RECORDS SUPPLIED
···
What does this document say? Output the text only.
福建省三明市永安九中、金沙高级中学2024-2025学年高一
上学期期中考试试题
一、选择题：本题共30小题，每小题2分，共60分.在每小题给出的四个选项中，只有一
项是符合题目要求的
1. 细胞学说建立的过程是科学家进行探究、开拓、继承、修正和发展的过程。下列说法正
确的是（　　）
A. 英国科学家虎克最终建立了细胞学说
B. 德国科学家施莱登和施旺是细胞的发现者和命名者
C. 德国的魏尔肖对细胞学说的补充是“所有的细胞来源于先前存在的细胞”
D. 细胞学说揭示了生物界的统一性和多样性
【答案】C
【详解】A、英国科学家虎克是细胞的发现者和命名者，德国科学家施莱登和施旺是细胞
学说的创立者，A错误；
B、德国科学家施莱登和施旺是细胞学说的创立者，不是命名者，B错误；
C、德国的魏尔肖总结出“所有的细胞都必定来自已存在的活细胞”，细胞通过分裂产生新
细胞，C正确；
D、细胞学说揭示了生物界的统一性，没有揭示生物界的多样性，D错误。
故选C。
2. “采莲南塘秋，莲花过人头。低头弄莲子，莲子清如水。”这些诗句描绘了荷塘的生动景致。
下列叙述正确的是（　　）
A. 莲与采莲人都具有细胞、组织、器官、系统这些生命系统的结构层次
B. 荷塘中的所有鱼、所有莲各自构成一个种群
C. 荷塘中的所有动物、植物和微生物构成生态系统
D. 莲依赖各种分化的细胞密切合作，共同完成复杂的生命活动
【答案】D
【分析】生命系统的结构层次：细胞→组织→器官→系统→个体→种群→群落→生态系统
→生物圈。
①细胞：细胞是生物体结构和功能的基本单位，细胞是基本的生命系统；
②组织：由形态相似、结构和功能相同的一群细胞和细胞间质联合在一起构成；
···
SHORT TASK
Type out the whole listing above again, exactly as it stands.

SOLUTION TO THE PROBLEM
What does this document say? Output the text only.
福建省三明市永安九中、金沙高级中学2024-2025学年高一
上学期期中考试试题
一、选择题：本题共30小题，每小题2分，共60分.在每小题给出的四个选项中，只有一
项是符合题目要求的
1. 细胞学说建立的过程是科学家进行探究、开拓、继承、修正和发展的过程。下列说法正
确的是（　　）
A. 英国科学家虎克最终建立了细胞学说
B. 德国科学家施莱登和施旺是细胞的发现者和命名者
C. 德国的魏尔肖对细胞学说的补充是“所有的细胞来源于先前存在的细胞”
D. 细胞学说揭示了生物界的统一性和多样性
【答案】C
【详解】A、英国科学家虎克是细胞的发现者和命名者，德国科学家施莱登和施旺是细胞
学说的创立者，A错误；
B、德国科学家施莱登和施旺是细胞学说的创立者，不是命名者，B错误；
C、德国的魏尔肖总结出“所有的细胞都必定来自已存在的活细胞”，细胞通过分裂产生新
细胞，C正确；
D、细胞学说揭示了生物界的统一性，没有揭示生物界的多样性，D错误。
故选C。
2. “采莲南塘秋，莲花过人头。低头弄莲子，莲子清如水。”这些诗句描绘了荷塘的生动景致。
下列叙述正确的是（　　）
A. 莲与采莲人都具有细胞、组织、器官、系统这些生命系统的结构层次
B. 荷塘中的所有鱼、所有莲各自构成一个种群
C. 荷塘中的所有动物、植物和微生物构成生态系统
D. 莲依赖各种分化的细胞密切合作，共同完成复杂的生命活动
【答案】D
【分析】生命系统的结构层次：细胞→组织→器官→系统→个体→种群→群落→生态系统
→生物圈。
①细胞：细胞是生物体结构和功能的基本单位，细胞是基本的生命系统；
②组织：由形态相似、结构和功能相同的一群细胞和细胞间质联合在一起构成；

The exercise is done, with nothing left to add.